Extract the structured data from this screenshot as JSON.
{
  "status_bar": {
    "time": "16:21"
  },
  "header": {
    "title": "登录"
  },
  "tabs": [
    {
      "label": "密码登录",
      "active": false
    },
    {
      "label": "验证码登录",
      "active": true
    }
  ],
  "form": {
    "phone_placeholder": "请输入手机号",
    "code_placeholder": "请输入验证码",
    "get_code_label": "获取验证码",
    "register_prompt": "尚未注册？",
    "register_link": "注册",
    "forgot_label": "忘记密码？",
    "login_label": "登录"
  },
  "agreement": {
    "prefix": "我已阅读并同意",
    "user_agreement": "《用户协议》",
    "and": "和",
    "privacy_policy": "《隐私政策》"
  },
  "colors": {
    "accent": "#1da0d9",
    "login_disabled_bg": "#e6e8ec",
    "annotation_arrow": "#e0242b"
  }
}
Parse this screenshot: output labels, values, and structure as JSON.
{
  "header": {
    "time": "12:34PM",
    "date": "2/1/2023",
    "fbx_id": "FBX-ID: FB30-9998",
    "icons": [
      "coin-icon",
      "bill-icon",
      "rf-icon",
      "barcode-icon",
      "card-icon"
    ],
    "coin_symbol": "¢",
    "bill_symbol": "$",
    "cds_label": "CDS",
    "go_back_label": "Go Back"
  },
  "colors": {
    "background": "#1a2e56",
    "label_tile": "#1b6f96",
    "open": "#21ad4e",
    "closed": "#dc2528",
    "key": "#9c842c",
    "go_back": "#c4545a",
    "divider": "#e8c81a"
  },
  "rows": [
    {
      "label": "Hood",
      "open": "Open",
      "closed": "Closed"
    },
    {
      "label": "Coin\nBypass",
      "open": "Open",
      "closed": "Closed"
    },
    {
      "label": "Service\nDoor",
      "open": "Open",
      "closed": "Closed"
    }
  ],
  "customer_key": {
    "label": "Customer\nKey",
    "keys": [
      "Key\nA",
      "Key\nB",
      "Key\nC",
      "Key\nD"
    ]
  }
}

*****

TASK TO COMPLETE: In the data above, how many lines contain the string "JSON"? Answer with the number only.

EXPECTED ANSWER: 2